▸ **THE RECORDS**:
_ _ _ _ _ _ _
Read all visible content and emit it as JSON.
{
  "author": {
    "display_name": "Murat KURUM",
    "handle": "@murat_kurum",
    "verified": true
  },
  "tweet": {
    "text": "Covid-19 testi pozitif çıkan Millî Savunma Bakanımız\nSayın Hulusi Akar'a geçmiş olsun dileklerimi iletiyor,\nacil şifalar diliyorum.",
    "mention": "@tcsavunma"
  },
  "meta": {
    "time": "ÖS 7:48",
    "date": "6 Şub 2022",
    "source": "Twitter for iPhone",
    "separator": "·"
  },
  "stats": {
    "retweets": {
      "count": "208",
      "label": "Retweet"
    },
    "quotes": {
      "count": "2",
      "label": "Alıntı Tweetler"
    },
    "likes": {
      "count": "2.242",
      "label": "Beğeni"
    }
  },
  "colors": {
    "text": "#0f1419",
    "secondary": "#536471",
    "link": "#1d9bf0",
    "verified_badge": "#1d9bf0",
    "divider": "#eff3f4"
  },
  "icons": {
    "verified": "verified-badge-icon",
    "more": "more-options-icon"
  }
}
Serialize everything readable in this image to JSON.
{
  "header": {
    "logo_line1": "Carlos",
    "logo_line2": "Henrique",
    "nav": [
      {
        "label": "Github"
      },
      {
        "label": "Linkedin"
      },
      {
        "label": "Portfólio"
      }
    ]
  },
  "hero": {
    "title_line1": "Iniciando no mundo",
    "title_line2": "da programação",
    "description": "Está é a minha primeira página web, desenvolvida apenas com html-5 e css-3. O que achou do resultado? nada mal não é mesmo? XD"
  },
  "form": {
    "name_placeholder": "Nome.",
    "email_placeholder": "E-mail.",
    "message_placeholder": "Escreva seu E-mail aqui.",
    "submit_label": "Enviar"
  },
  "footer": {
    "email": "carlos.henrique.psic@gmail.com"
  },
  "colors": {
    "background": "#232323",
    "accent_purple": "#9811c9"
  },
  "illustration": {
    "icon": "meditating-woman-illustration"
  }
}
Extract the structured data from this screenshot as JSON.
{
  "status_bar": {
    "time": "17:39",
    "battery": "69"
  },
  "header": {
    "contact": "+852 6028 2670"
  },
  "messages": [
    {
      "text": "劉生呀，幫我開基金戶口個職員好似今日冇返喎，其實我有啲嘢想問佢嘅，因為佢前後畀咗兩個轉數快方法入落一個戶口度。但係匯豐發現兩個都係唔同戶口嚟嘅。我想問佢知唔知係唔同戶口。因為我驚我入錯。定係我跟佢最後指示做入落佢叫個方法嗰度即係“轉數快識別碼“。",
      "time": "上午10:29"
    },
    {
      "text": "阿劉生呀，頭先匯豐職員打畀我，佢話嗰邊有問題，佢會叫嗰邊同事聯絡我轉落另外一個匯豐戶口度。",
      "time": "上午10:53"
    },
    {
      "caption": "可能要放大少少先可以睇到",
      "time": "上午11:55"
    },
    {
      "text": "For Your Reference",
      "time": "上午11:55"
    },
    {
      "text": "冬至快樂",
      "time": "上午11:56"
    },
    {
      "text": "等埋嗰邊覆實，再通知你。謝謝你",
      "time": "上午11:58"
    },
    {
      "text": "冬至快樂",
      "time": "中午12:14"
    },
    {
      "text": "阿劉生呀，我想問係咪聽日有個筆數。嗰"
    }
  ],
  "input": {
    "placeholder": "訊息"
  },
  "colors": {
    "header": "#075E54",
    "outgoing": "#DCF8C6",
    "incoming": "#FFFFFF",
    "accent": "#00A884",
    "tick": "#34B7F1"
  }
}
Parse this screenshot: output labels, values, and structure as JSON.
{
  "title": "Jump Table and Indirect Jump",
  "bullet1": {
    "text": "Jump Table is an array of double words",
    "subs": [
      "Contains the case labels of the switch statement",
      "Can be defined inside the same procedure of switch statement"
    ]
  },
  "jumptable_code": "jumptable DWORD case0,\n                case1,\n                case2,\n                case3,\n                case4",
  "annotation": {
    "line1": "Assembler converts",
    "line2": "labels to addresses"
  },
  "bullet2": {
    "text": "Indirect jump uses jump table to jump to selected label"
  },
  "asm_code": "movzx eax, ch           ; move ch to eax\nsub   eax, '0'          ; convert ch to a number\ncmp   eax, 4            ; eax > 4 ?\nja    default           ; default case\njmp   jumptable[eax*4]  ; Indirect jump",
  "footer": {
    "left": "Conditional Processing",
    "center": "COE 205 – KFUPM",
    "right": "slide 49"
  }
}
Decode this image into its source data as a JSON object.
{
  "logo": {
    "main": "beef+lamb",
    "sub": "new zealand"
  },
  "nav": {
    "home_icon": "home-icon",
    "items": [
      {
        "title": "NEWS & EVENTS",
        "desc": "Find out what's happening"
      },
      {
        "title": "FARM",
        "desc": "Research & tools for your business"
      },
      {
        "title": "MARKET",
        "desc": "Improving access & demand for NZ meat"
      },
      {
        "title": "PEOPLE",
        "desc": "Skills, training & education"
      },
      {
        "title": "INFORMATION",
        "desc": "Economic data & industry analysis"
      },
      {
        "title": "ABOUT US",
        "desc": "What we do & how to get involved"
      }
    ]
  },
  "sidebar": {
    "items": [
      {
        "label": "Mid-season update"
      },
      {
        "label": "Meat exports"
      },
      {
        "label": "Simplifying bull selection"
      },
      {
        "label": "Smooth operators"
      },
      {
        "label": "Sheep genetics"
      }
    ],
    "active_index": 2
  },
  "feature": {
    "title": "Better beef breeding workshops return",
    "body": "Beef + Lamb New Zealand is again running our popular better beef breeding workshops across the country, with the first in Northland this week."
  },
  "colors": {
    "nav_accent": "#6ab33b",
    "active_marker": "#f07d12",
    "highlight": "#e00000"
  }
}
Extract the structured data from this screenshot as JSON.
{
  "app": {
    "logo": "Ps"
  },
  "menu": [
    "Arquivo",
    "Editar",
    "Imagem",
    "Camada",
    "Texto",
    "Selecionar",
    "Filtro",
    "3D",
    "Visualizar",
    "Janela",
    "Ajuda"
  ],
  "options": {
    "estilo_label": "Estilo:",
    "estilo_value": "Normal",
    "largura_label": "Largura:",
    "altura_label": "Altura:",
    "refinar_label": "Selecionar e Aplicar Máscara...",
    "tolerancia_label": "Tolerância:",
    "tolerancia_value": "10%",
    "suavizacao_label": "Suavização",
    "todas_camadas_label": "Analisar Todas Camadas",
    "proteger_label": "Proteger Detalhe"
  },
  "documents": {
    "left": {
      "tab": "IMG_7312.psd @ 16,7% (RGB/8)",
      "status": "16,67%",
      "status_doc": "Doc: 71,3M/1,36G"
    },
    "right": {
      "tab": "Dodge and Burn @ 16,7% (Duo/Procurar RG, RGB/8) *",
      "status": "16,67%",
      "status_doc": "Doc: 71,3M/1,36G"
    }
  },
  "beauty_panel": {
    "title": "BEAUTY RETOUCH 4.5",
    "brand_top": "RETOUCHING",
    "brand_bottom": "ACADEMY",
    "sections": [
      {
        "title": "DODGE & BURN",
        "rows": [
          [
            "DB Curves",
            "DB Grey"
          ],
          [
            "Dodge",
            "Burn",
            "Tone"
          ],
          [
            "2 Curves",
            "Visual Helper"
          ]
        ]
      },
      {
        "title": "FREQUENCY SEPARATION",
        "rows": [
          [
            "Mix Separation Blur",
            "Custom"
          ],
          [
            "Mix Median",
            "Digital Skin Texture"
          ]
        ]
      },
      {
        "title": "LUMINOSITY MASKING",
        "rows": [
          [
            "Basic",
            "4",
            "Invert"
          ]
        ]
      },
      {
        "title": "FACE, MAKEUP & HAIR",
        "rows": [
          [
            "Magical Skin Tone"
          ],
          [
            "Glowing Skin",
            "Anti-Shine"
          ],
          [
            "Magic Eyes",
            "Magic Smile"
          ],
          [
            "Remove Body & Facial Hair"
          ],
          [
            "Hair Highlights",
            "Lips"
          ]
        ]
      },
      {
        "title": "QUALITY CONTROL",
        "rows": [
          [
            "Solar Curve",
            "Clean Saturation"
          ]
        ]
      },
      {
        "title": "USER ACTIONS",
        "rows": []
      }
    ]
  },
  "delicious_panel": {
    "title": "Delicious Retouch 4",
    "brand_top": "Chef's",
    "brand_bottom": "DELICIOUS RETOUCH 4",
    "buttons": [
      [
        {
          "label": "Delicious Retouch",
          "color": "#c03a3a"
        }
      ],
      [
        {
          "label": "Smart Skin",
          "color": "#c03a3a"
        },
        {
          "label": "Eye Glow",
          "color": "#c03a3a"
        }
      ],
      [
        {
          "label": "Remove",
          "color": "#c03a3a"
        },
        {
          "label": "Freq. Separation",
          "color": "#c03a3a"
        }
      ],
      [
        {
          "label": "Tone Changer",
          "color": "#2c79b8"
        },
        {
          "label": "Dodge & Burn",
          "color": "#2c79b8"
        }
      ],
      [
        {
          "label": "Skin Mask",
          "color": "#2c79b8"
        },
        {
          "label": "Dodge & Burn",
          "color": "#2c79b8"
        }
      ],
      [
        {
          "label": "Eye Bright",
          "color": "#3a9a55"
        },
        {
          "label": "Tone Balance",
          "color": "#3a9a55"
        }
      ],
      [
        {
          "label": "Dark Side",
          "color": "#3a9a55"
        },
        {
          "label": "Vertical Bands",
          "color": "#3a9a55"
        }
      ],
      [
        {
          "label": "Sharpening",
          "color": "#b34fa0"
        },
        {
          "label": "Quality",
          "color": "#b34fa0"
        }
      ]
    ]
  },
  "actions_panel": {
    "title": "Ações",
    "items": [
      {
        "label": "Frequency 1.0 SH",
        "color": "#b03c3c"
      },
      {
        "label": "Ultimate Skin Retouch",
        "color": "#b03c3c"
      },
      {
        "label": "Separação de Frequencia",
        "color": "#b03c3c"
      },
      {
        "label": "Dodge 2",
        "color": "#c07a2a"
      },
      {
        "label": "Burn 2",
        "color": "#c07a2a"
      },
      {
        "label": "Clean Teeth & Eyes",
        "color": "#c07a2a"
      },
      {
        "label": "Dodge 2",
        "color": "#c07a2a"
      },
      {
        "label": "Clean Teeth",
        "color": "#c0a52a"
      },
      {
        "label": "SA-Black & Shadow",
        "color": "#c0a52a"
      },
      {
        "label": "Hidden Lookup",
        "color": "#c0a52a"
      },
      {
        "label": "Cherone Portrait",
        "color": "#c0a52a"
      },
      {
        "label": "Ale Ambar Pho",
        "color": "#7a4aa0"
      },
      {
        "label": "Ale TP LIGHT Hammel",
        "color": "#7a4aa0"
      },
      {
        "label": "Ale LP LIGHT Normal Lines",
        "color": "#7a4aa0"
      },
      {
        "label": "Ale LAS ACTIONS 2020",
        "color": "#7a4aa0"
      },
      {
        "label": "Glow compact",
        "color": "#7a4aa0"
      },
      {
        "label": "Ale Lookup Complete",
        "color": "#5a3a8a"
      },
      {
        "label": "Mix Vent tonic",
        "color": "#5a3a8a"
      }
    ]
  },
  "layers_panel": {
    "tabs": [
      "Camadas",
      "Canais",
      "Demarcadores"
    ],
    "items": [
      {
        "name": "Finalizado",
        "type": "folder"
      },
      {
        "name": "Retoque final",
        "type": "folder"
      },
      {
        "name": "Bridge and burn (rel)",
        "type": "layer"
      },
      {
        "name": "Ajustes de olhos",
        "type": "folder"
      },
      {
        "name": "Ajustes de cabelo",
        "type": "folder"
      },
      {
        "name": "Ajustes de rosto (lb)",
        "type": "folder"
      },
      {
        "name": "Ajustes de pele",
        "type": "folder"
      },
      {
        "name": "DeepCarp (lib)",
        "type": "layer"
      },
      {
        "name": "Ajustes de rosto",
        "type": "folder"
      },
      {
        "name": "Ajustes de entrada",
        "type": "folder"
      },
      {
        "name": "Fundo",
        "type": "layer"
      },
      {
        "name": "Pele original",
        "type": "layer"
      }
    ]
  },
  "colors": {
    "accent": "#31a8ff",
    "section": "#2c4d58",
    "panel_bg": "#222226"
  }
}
_ _ _ _ _ _ _
▸ **WHAT THIS TASK INVOLVES**: Search the records above for the string "Remove". Copy every line that contains it.

▸ **EXERCISE RESULT**:
            "Remove Body & Facial Hair"
          "label": "Remove",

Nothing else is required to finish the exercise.